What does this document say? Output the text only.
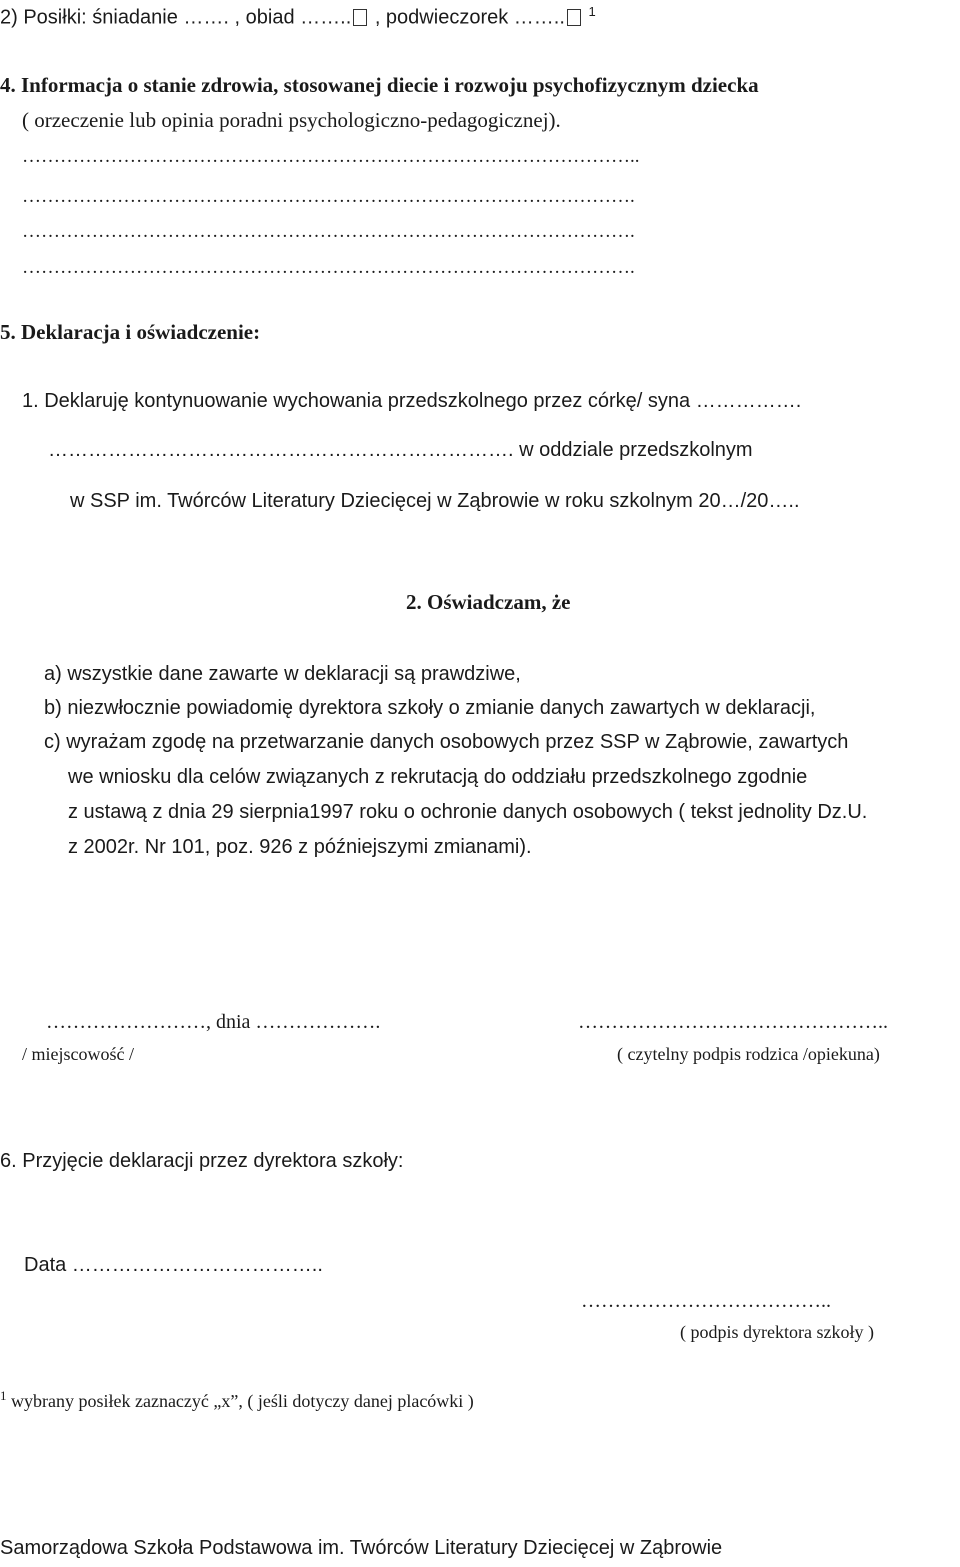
2) Posiłki: śniadanie ……. , obiad …….. , podwieczorek …….. $^1$
4. Informacja o stanie zdrowia, stosowanej diecie i rozwoju psychofizycznym dziecka
( orzeczenie lub opinia poradni psychologiczno-pedagogicznej).
……………………………………………………………………………………..
…………………………………………………………………………………….
…………………………………………………………………………………….
…………………………………………………………………………………….
5. Deklaracja i oświadczenie:
1. Deklaruję kontynuowanie wychowania przedszkolnego przez córkę/ syna …………….
……………………………………………………………. w oddziale przedszkolnym
w SSP im. Twórców Literatury Dziecięcej w Ząbrowie w roku szkolnym 20…/20…..
2. Oświadczam, że
a) wszystkie dane zawarte w deklaracji są prawdziwe,
b) niezwłocznie powiadomię dyrektora szkoły o zmianie danych zawartych w deklaracji,
c) wyrażam zgodę na przetwarzanie danych osobowych przez SSP w Ząbrowie, zawartych
we wniosku dla celów związanych z rekrutacją do oddziału przedszkolnego zgodnie
z ustawą z dnia 29 sierpnia1997 roku o ochronie danych osobowych ( tekst jednolity Dz.U.
z 2002r. Nr 101, poz. 926 z późniejszymi zmianami).
……………………, dnia ……………….	………………………………………..
/ miejscowość /	( czytelny podpis rodzica /opiekuna)
6. Przyjęcie deklaracji przez dyrektora szkoły:
Data ………………………………..
………………………………..
( podpis dyrektora szkoły )
$^1$ wybrany posiłek zaznaczyć „x”, ( jeśli dotyczy danej placówki )
Samorządowa Szkoła Podstawowa im. Twórców Literatury Dziecięcej w Ząbrowie
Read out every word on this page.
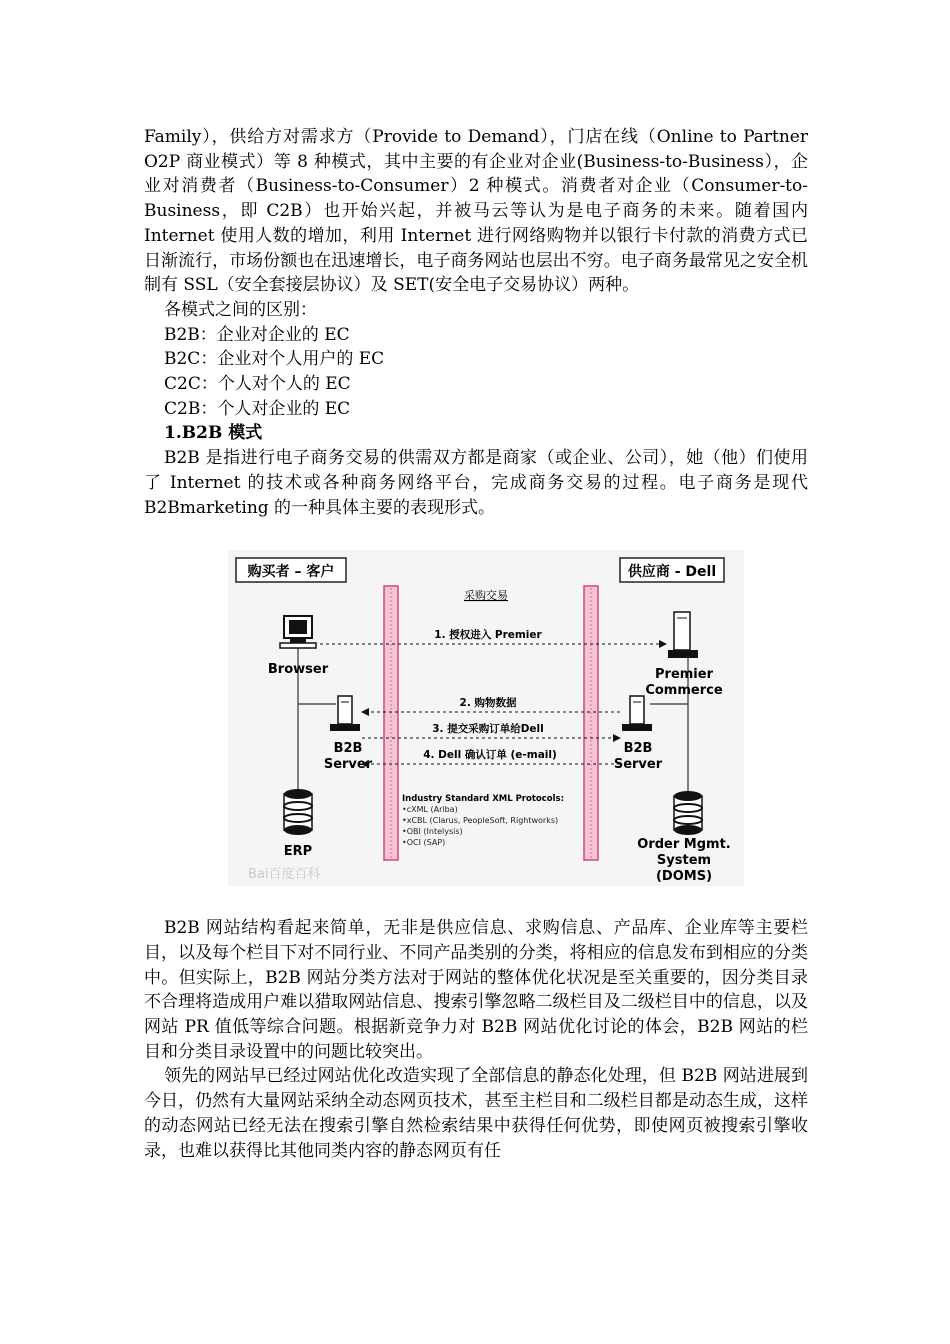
Family），供给方对需求方（Provide to Demand），门店在线（Online to Partner O2P 商业模式）等 8 种模式，其中主要的有企业对企业(Business-to-Business），企业对消费者（Business-to-Consumer）2 种模式。消费者对企业（Consumer-to-Business，即 C2B）也开始兴起，并被马云等认为是电子商务的未来。随着国内 Internet 使用人数的增加，利用 Internet 进行网络购物并以银行卡付款的消费方式已日渐流行，市场份额也在迅速增长，电子商务网站也层出不穷。电子商务最常见之安全机制有 SSL（安全套接层协议）及 SET(安全电子交易协议）两种。

各模式之间的区别：

B2B：企业对企业的 EC

B2C：企业对个人用户的 EC

C2C：个人对个人的 EC

C2B：个人对企业的 EC

1.B2B 模式

B2B 是指进行电子商务交易的供需双方都是商家（或企业、公司），她（他）们使用了 Internet 的技术或各种商务网络平台，完成商务交易的过程。电子商务是现代 B2Bmarketing 的一种具体主要的表现形式。

购买者 – 客户	供应商 - Dell
采购交易
Browser
B2B
Server
ERP
Premier
Commerce
B2B
Server
Order Mgmt.
System
(DOMS)
1. 授权进入 Premier
2. 购物数据
3. 提交采购订单给Dell
4. Dell 确认订单 (e-mail)
Industry Standard XML Protocols:
•cXML (Ariba)
•xCBL (Clarus, PeopleSoft, Rightworks)
•OBI (Intelysis)
•OCI (SAP)
Bai百度百科

B2B 网站结构看起来简单，无非是供应信息、求购信息、产品库、企业库等主要栏目，以及每个栏目下对不同行业、不同产品类别的分类，将相应的信息发布到相应的分类中。但实际上，B2B 网站分类方法对于网站的整体优化状况是至关重要的，因分类目录不合理将造成用户难以猎取网站信息、搜索引擎忽略二级栏目及二级栏目中的信息，以及网站 PR 值低等综合问题。根据新竞争力对 B2B 网站优化讨论的体会，B2B 网站的栏目和分类目录设置中的问题比较突出。

领先的网站早已经过网站优化改造实现了全部信息的静态化处理，但 B2B 网站进展到今日，仍然有大量网站采纳全动态网页技术，甚至主栏目和二级栏目都是动态生成，这样的动态网站已经无法在搜索引擎自然检索结果中获得任何优势，即使网页被搜索引擎收录，也难以获得比其他同类内容的静态网页有任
——————————
Task goal: Write out the whole listing exactly, and drop the pictures.

Solution for this exercise:
What does this document say? Output the text only.
2) Posiłki: śniadanie ……. , obiad …….. , podwieczorek …….. $^1$
4. Informacja o stanie zdrowia, stosowanej diecie i rozwoju psychofizycznym dziecka
( orzeczenie lub opinia poradni psychologiczno-pedagogicznej).
……………………………………………………………………………………..
…………………………………………………………………………………….
…………………………………………………………………………………….
…………………………………………………………………………………….
5. Deklaracja i oświadczenie:
1. Deklaruję kontynuowanie wychowania przedszkolnego przez córkę/ syna …………….
……………………………………………………………. w oddziale przedszkolnym
w SSP im. Twórców Literatury Dziecięcej w Ząbrowie w roku szkolnym 20…/20…..
2. Oświadczam, że
a) wszystkie dane zawarte w deklaracji są prawdziwe,
b) niezwłocznie powiadomię dyrektora szkoły o zmianie danych zawartych w deklaracji,
c) wyrażam zgodę na przetwarzanie danych osobowych przez SSP w Ząbrowie, zawartych
we wniosku dla celów związanych z rekrutacją do oddziału przedszkolnego zgodnie
z ustawą z dnia 29 sierpnia1997 roku o ochronie danych osobowych ( tekst jednolity Dz.U.
z 2002r. Nr 101, poz. 926 z późniejszymi zmianami).
……………………, dnia ……………….	………………………………………..
/ miejscowość /	( czytelny podpis rodzica /opiekuna)
6. Przyjęcie deklaracji przez dyrektora szkoły:
Data ………………………………..
………………………………..
( podpis dyrektora szkoły )
$^1$ wybrany posiłek zaznaczyć „x”, ( jeśli dotyczy danej placówki )
Samorządowa Szkoła Podstawowa im. Twórców Literatury Dziecięcej w Ząbrowie
Read out every word on this page.
Family），供给方对需求方（Provide to Demand），门店在线（Online to Partner O2P 商业模式）等 8 种模式，其中主要的有企业对企业(Business-to-Business），企业对消费者（Business-to-Consumer）2 种模式。消费者对企业（Consumer-to-Business，即 C2B）也开始兴起，并被马云等认为是电子商务的未来。随着国内 Internet 使用人数的增加，利用 Internet 进行网络购物并以银行卡付款的消费方式已日渐流行，市场份额也在迅速增长，电子商务网站也层出不穷。电子商务最常见之安全机制有 SSL（安全套接层协议）及 SET(安全电子交易协议）两种。

各模式之间的区别：

B2B：企业对企业的 EC

B2C：企业对个人用户的 EC

C2C：个人对个人的 EC

C2B：个人对企业的 EC

1.B2B 模式

B2B 是指进行电子商务交易的供需双方都是商家（或企业、公司），她（他）们使用了 Internet 的技术或各种商务网络平台，完成商务交易的过程。电子商务是现代 B2Bmarketing 的一种具体主要的表现形式。

购买者 – 客户	供应商 - Dell
采购交易
Browser
B2B
Server
ERP
Premier
Commerce
B2B
Server
Order Mgmt.
System
(DOMS)
1. 授权进入 Premier
2. 购物数据
3. 提交采购订单给Dell
4. Dell 确认订单 (e-mail)
Industry Standard XML Protocols:
•cXML (Ariba)
•xCBL (Clarus, PeopleSoft, Rightworks)
•OBI (Intelysis)
•OCI (SAP)
Bai百度百科

B2B 网站结构看起来简单，无非是供应信息、求购信息、产品库、企业库等主要栏目，以及每个栏目下对不同行业、不同产品类别的分类，将相应的信息发布到相应的分类中。但实际上，B2B 网站分类方法对于网站的整体优化状况是至关重要的，因分类目录不合理将造成用户难以猎取网站信息、搜索引擎忽略二级栏目及二级栏目中的信息，以及网站 PR 值低等综合问题。根据新竞争力对 B2B 网站优化讨论的体会，B2B 网站的栏目和分类目录设置中的问题比较突出。

领先的网站早已经过网站优化改造实现了全部信息的静态化处理，但 B2B 网站进展到今日，仍然有大量网站采纳全动态网页技术，甚至主栏目和二级栏目都是动态生成，这样的动态网站已经无法在搜索引擎自然检索结果中获得任何优势，即使网页被搜索引擎收录，也难以获得比其他同类内容的静态网页有任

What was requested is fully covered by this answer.